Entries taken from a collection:
········

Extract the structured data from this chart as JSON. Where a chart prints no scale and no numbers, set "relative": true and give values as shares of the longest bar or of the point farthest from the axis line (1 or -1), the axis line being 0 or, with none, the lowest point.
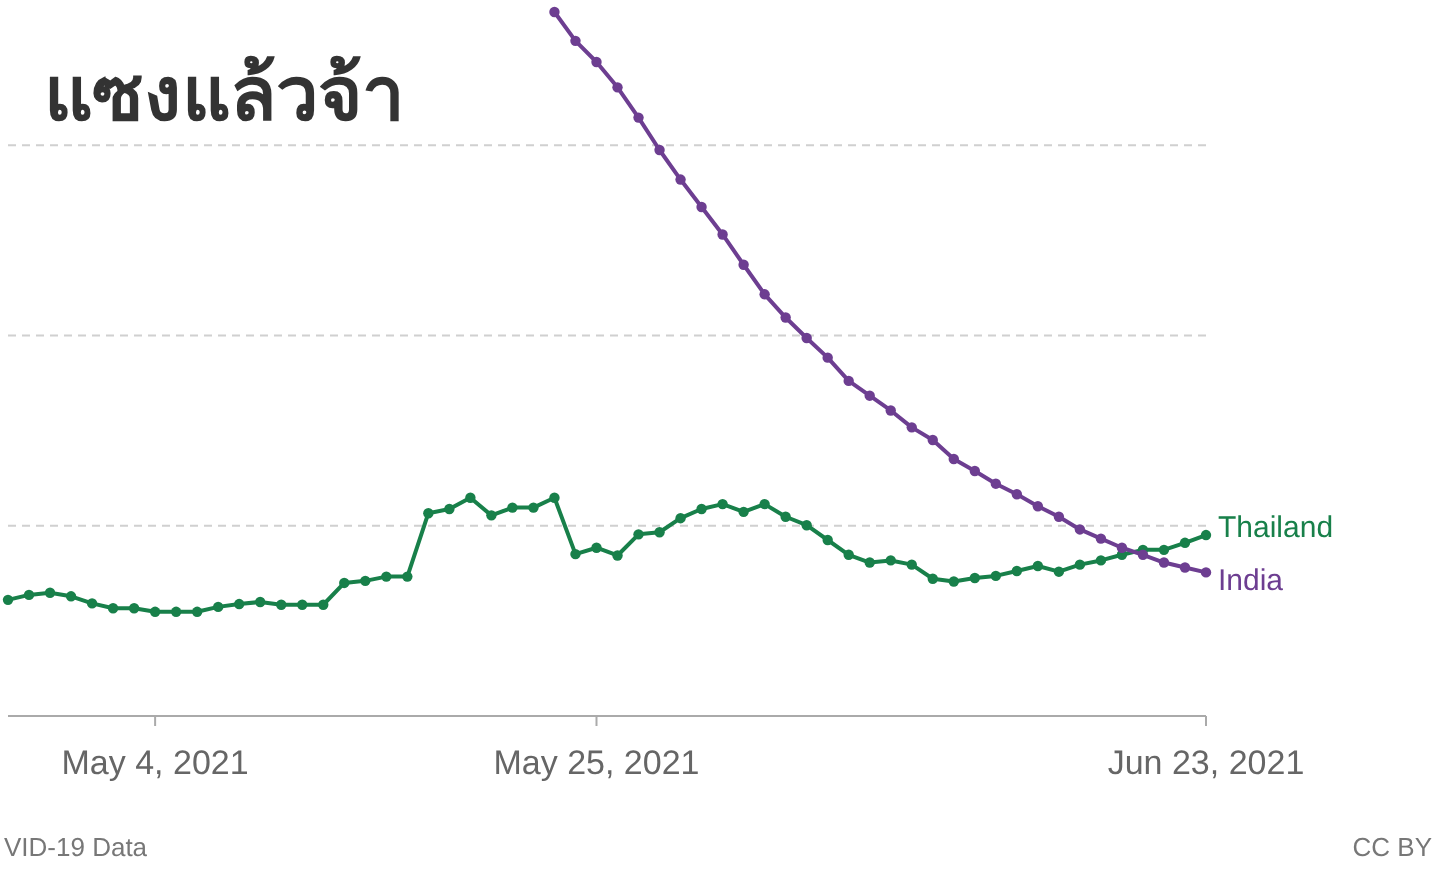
{
  "chart_data": {
    "type": "line",
    "title": "แซงแล้วจ้า",
    "relative": true,
    "marker": "circle",
    "line_style": "solid",
    "grid": "y",
    "xlim": [
      "2021-04-27",
      "2021-06-23"
    ],
    "xticks": [
      {
        "value": "2021-05-04",
        "label": "May 4, 2021"
      },
      {
        "value": "2021-05-25",
        "label": "May 25, 2021"
      },
      {
        "value": "2021-06-23",
        "label": "Jun 23, 2021"
      }
    ],
    "series": [
      {
        "name": "Thailand",
        "color": "#18804a",
        "x": [
          "2021-04-27",
          "2021-04-28",
          "2021-04-29",
          "2021-04-30",
          "2021-05-01",
          "2021-05-02",
          "2021-05-03",
          "2021-05-04",
          "2021-05-05",
          "2021-05-06",
          "2021-05-07",
          "2021-05-08",
          "2021-05-09",
          "2021-05-10",
          "2021-05-11",
          "2021-05-12",
          "2021-05-13",
          "2021-05-14",
          "2021-05-15",
          "2021-05-16",
          "2021-05-17",
          "2021-05-18",
          "2021-05-19",
          "2021-05-20",
          "2021-05-21",
          "2021-05-22",
          "2021-05-23",
          "2021-05-24",
          "2021-05-25",
          "2021-05-26",
          "2021-05-27",
          "2021-05-28",
          "2021-05-29",
          "2021-05-30",
          "2021-05-31",
          "2021-06-01",
          "2021-06-02",
          "2021-06-03",
          "2021-06-04",
          "2021-06-05",
          "2021-06-06",
          "2021-06-07",
          "2021-06-08",
          "2021-06-09",
          "2021-06-10",
          "2021-06-11",
          "2021-06-12",
          "2021-06-13",
          "2021-06-14",
          "2021-06-15",
          "2021-06-16",
          "2021-06-17",
          "2021-06-18",
          "2021-06-19",
          "2021-06-20",
          "2021-06-21",
          "2021-06-22",
          "2021-06-23"
        ],
        "values": [
          0.165,
          0.172,
          0.175,
          0.17,
          0.16,
          0.153,
          0.153,
          0.148,
          0.148,
          0.148,
          0.155,
          0.159,
          0.162,
          0.158,
          0.158,
          0.158,
          0.189,
          0.192,
          0.198,
          0.198,
          0.288,
          0.294,
          0.31,
          0.285,
          0.296,
          0.296,
          0.31,
          0.23,
          0.239,
          0.228,
          0.258,
          0.261,
          0.281,
          0.294,
          0.301,
          0.29,
          0.301,
          0.283,
          0.271,
          0.25,
          0.229,
          0.218,
          0.221,
          0.215,
          0.195,
          0.191,
          0.196,
          0.199,
          0.206,
          0.213,
          0.205,
          0.215,
          0.221,
          0.229,
          0.236,
          0.236,
          0.246,
          0.257
        ]
      },
      {
        "name": "India",
        "color": "#6d3e91",
        "x": [
          "2021-05-23",
          "2021-05-24",
          "2021-05-25",
          "2021-05-26",
          "2021-05-27",
          "2021-05-28",
          "2021-05-29",
          "2021-05-30",
          "2021-05-31",
          "2021-06-01",
          "2021-06-02",
          "2021-06-03",
          "2021-06-04",
          "2021-06-05",
          "2021-06-06",
          "2021-06-07",
          "2021-06-08",
          "2021-06-09",
          "2021-06-10",
          "2021-06-11",
          "2021-06-12",
          "2021-06-13",
          "2021-06-14",
          "2021-06-15",
          "2021-06-16",
          "2021-06-17",
          "2021-06-18",
          "2021-06-19",
          "2021-06-20",
          "2021-06-21",
          "2021-06-22",
          "2021-06-23"
        ],
        "values": [
          1.0,
          0.959,
          0.929,
          0.893,
          0.85,
          0.804,
          0.762,
          0.723,
          0.684,
          0.641,
          0.599,
          0.566,
          0.537,
          0.509,
          0.476,
          0.455,
          0.434,
          0.41,
          0.392,
          0.365,
          0.348,
          0.33,
          0.315,
          0.298,
          0.283,
          0.265,
          0.252,
          0.239,
          0.229,
          0.218,
          0.211,
          0.204
        ]
      }
    ],
    "annotations": [
      "VID-19 Data",
      "CC BY"
    ]
  }
}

········

→ **Challenge**
Omit the pictures and reproduce the listing exactly.

→ **Solution to this task**
Extract the structured data from this chart as JSON. Where a chart prints no scale and no numbers, set "relative": true and give values as shares of the longest bar or of the point farthest from the axis line (1 or -1), the axis line being 0 or, with none, the lowest point.
{
  "chart_data": {
    "type": "line",
    "title": "แซงแล้วจ้า",
    "relative": true,
    "marker": "circle",
    "line_style": "solid",
    "grid": "y",
    "xlim": [
      "2021-04-27",
      "2021-06-23"
    ],
    "xticks": [
      {
        "value": "2021-05-04",
        "label": "May 4, 2021"
      },
      {
        "value": "2021-05-25",
        "label": "May 25, 2021"
      },
      {
        "value": "2021-06-23",
        "label": "Jun 23, 2021"
      }
    ],
    "series": [
      {
        "name": "Thailand",
        "color": "#18804a",
        "x": [
          "2021-04-27",
          "2021-04-28",
          "2021-04-29",
          "2021-04-30",
          "2021-05-01",
          "2021-05-02",
          "2021-05-03",
          "2021-05-04",
          "2021-05-05",
          "2021-05-06",
          "2021-05-07",
          "2021-05-08",
          "2021-05-09",
          "2021-05-10",
          "2021-05-11",
          "2021-05-12",
          "2021-05-13",
          "2021-05-14",
          "2021-05-15",
          "2021-05-16",
          "2021-05-17",
          "2021-05-18",
          "2021-05-19",
          "2021-05-20",
          "2021-05-21",
          "2021-05-22",
          "2021-05-23",
          "2021-05-24",
          "2021-05-25",
          "2021-05-26",
          "2021-05-27",
          "2021-05-28",
          "2021-05-29",
          "2021-05-30",
          "2021-05-31",
          "2021-06-01",
          "2021-06-02",
          "2021-06-03",
          "2021-06-04",
          "2021-06-05",
          "2021-06-06",
          "2021-06-07",
          "2021-06-08",
          "2021-06-09",
          "2021-06-10",
          "2021-06-11",
          "2021-06-12",
          "2021-06-13",
          "2021-06-14",
          "2021-06-15",
          "2021-06-16",
          "2021-06-17",
          "2021-06-18",
          "2021-06-19",
          "2021-06-20",
          "2021-06-21",
          "2021-06-22",
          "2021-06-23"
        ],
        "values": [
          0.165,
          0.172,
          0.175,
          0.17,
          0.16,
          0.153,
          0.153,
          0.148,
          0.148,
          0.148,
          0.155,
          0.159,
          0.162,
          0.158,
          0.158,
          0.158,
          0.189,
          0.192,
          0.198,
          0.198,
          0.288,
          0.294,
          0.31,
          0.285,
          0.296,
          0.296,
          0.31,
          0.23,
          0.239,
          0.228,
          0.258,
          0.261,
          0.281,
          0.294,
          0.301,
          0.29,
          0.301,
          0.283,
          0.271,
          0.25,
          0.229,
          0.218,
          0.221,
          0.215,
          0.195,
          0.191,
          0.196,
          0.199,
          0.206,
          0.213,
          0.205,
          0.215,
          0.221,
          0.229,
          0.236,
          0.236,
          0.246,
          0.257
        ]
      },
      {
        "name": "India",
        "color": "#6d3e91",
        "x": [
          "2021-05-23",
          "2021-05-24",
          "2021-05-25",
          "2021-05-26",
          "2021-05-27",
          "2021-05-28",
          "2021-05-29",
          "2021-05-30",
          "2021-05-31",
          "2021-06-01",
          "2021-06-02",
          "2021-06-03",
          "2021-06-04",
          "2021-06-05",
          "2021-06-06",
          "2021-06-07",
          "2021-06-08",
          "2021-06-09",
          "2021-06-10",
          "2021-06-11",
          "2021-06-12",
          "2021-06-13",
          "2021-06-14",
          "2021-06-15",
          "2021-06-16",
          "2021-06-17",
          "2021-06-18",
          "2021-06-19",
          "2021-06-20",
          "2021-06-21",
          "2021-06-22",
          "2021-06-23"
        ],
        "values": [
          1.0,
          0.959,
          0.929,
          0.893,
          0.85,
          0.804,
          0.762,
          0.723,
          0.684,
          0.641,
          0.599,
          0.566,
          0.537,
          0.509,
          0.476,
          0.455,
          0.434,
          0.41,
          0.392,
          0.365,
          0.348,
          0.33,
          0.315,
          0.298,
          0.283,
          0.265,
          0.252,
          0.239,
          0.229,
          0.218,
          0.211,
          0.204
        ]
      }
    ],
    "annotations": [
      "VID-19 Data",
      "CC BY"
    ]
  }
}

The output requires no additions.